Instructions to follow: Exactly repeat the material, dropping only the pictures.

[Dataset entries]
'''
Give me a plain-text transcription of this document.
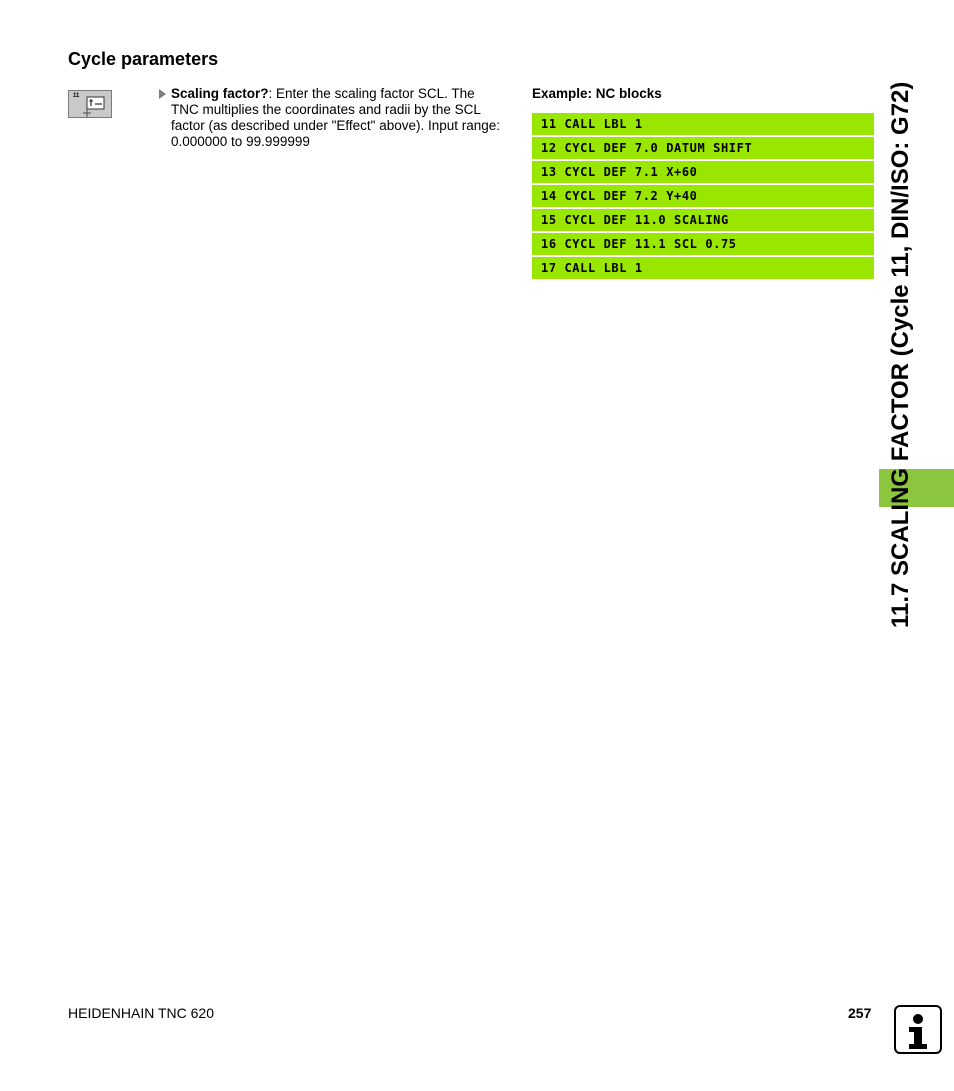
Cycle parameters
11	Scaling factor?: Enter the scaling factor SCL. The
TNC multiplies the coordinates and radii by the SCL factor (as described under "Effect" above). Input range: 0.000000 to 99.999999
Example: NC blocks
11 CALL LBL 1
12 CYCL DEF 7.0 DATUM SHIFT
13 CYCL DEF 7.1 X+60
14 CYCL DEF 7.2 Y+40
15 CYCL DEF 11.0 SCALING
16 CYCL DEF 11.1 SCL 0.75
17 CALL LBL 1	11.7 SCALING FACTOR (Cycle 11, DIN/ISO: G72)
HEIDENHAIN TNC 620	257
'''
Finished task:
Give me a plain-text transcription of this document.
Cycle parameters
11	Scaling factor?: Enter the scaling factor SCL. The
TNC multiplies the coordinates and radii by the SCL factor (as described under "Effect" above). Input range: 0.000000 to 99.999999
Example: NC blocks
11 CALL LBL 1
12 CYCL DEF 7.0 DATUM SHIFT
13 CYCL DEF 7.1 X+60
14 CYCL DEF 7.2 Y+40
15 CYCL DEF 11.0 SCALING
16 CYCL DEF 11.1 SCL 0.75
17 CALL LBL 1	11.7 SCALING FACTOR (Cycle 11, DIN/ISO: G72)
HEIDENHAIN TNC 620	257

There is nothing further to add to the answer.